• _Task to complete_:
In the copy, include every entry exactly but none of the pictures.

• _Material for the task_:
____________________
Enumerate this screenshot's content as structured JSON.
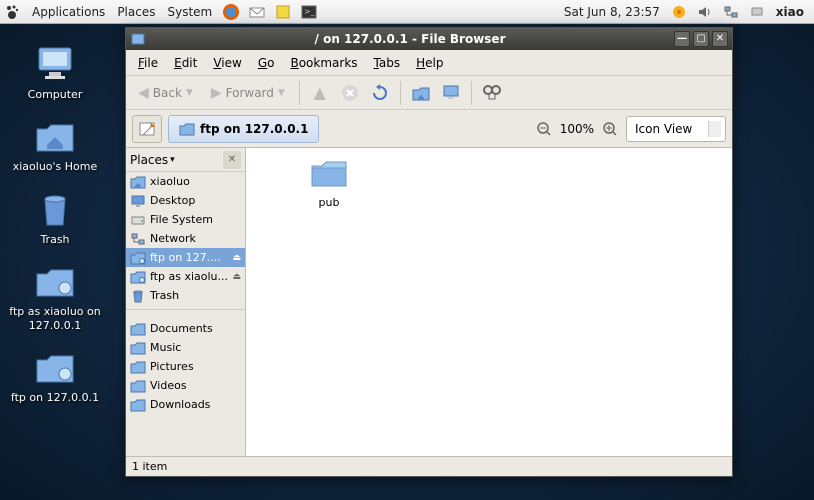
{
  "panel": {
    "menus": [
      "Applications",
      "Places",
      "System"
    ],
    "clock": "Sat Jun  8, 23:57",
    "user": "xiao"
  },
  "desktop_icons": [
    {
      "name": "computer",
      "label": "Computer",
      "icon": "monitor"
    },
    {
      "name": "home",
      "label": "xiaoluo's Home",
      "icon": "home-folder"
    },
    {
      "name": "trash",
      "label": "Trash",
      "icon": "trash"
    },
    {
      "name": "ftp-as",
      "label": "ftp as xiaoluo on 127.0.0.1",
      "icon": "folder-remote"
    },
    {
      "name": "ftp-on",
      "label": "ftp on 127.0.0.1",
      "icon": "folder-remote"
    }
  ],
  "window": {
    "title": "/ on 127.0.0.1 - File Browser",
    "menubar": [
      "File",
      "Edit",
      "View",
      "Go",
      "Bookmarks",
      "Tabs",
      "Help"
    ],
    "nav": {
      "back": "Back",
      "forward": "Forward"
    },
    "location_label": "ftp on 127.0.0.1",
    "zoom": "100%",
    "view_mode": "Icon View",
    "sidebar": {
      "header": "Places",
      "items": [
        {
          "label": "xiaoluo",
          "icon": "home-folder",
          "eject": false
        },
        {
          "label": "Desktop",
          "icon": "desktop",
          "eject": false
        },
        {
          "label": "File System",
          "icon": "drive",
          "eject": false
        },
        {
          "label": "Network",
          "icon": "network",
          "eject": false
        },
        {
          "label": "ftp on 127....",
          "icon": "folder-remote",
          "eject": true,
          "selected": true
        },
        {
          "label": "ftp as xiaolu...",
          "icon": "folder-remote",
          "eject": true
        },
        {
          "label": "Trash",
          "icon": "trash",
          "eject": false
        }
      ],
      "bookmarks": [
        {
          "label": "Documents",
          "icon": "folder"
        },
        {
          "label": "Music",
          "icon": "folder"
        },
        {
          "label": "Pictures",
          "icon": "folder"
        },
        {
          "label": "Videos",
          "icon": "folder"
        },
        {
          "label": "Downloads",
          "icon": "folder"
        }
      ]
    },
    "files": [
      {
        "name": "pub",
        "type": "folder"
      }
    ],
    "status": "1 item"
  }
}
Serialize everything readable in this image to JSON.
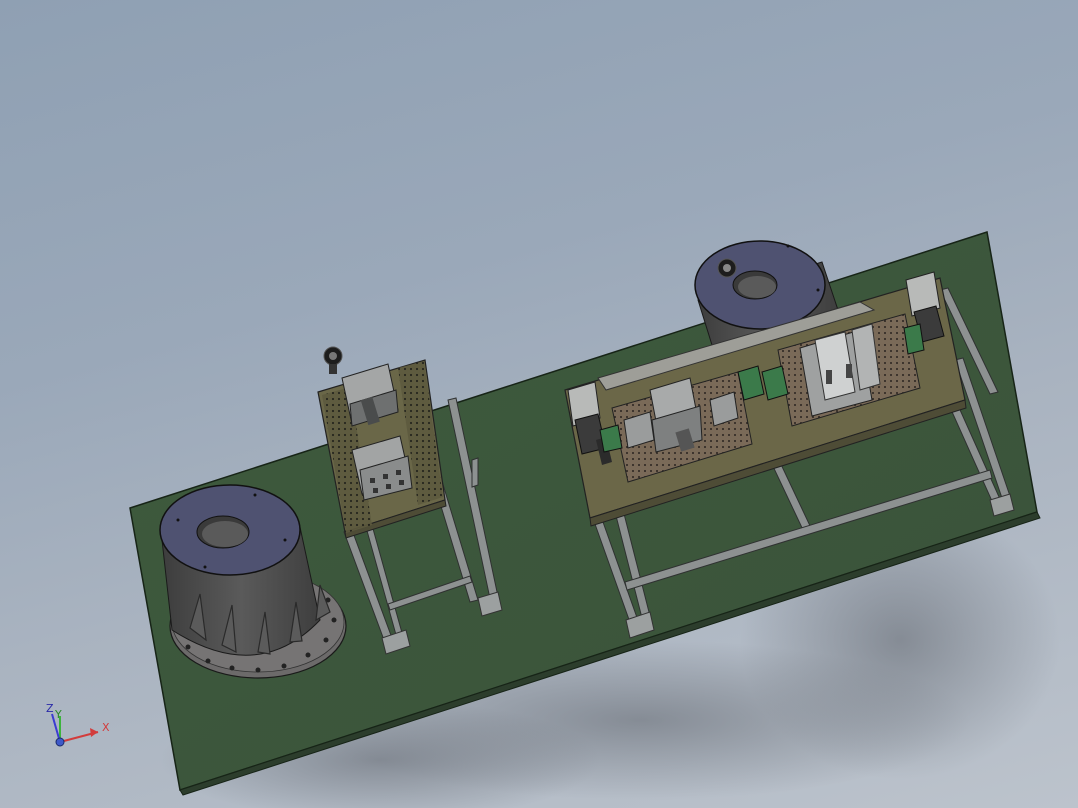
____________________
• _Response to the task_:
Enumerate this screenshot's content as structured JSON.
{
  "panel": {
    "menus": [
      "Applications",
      "Places",
      "System"
    ],
    "clock": "Sat Jun  8, 23:57",
    "user": "xiao"
  },
  "desktop_icons": [
    {
      "name": "computer",
      "label": "Computer",
      "icon": "monitor"
    },
    {
      "name": "home",
      "label": "xiaoluo's Home",
      "icon": "home-folder"
    },
    {
      "name": "trash",
      "label": "Trash",
      "icon": "trash"
    },
    {
      "name": "ftp-as",
      "label": "ftp as xiaoluo on 127.0.0.1",
      "icon": "folder-remote"
    },
    {
      "name": "ftp-on",
      "label": "ftp on 127.0.0.1",
      "icon": "folder-remote"
    }
  ],
  "window": {
    "title": "/ on 127.0.0.1 - File Browser",
    "menubar": [
      "File",
      "Edit",
      "View",
      "Go",
      "Bookmarks",
      "Tabs",
      "Help"
    ],
    "nav": {
      "back": "Back",
      "forward": "Forward"
    },
    "location_label": "ftp on 127.0.0.1",
    "zoom": "100%",
    "view_mode": "Icon View",
    "sidebar": {
      "header": "Places",
      "items": [
        {
          "label": "xiaoluo",
          "icon": "home-folder",
          "eject": false
        },
        {
          "label": "Desktop",
          "icon": "desktop",
          "eject": false
        },
        {
          "label": "File System",
          "icon": "drive",
          "eject": false
        },
        {
          "label": "Network",
          "icon": "network",
          "eject": false
        },
        {
          "label": "ftp on 127....",
          "icon": "folder-remote",
          "eject": true,
          "selected": true
        },
        {
          "label": "ftp as xiaolu...",
          "icon": "folder-remote",
          "eject": true
        },
        {
          "label": "Trash",
          "icon": "trash",
          "eject": false
        }
      ],
      "bookmarks": [
        {
          "label": "Documents",
          "icon": "folder"
        },
        {
          "label": "Music",
          "icon": "folder"
        },
        {
          "label": "Pictures",
          "icon": "folder"
        },
        {
          "label": "Videos",
          "icon": "folder"
        },
        {
          "label": "Downloads",
          "icon": "folder"
        }
      ]
    },
    "files": [
      {
        "name": "pub",
        "type": "folder"
      }
    ],
    "status": "1 item"
  }
}
Serialize everything readable in this image to JSON.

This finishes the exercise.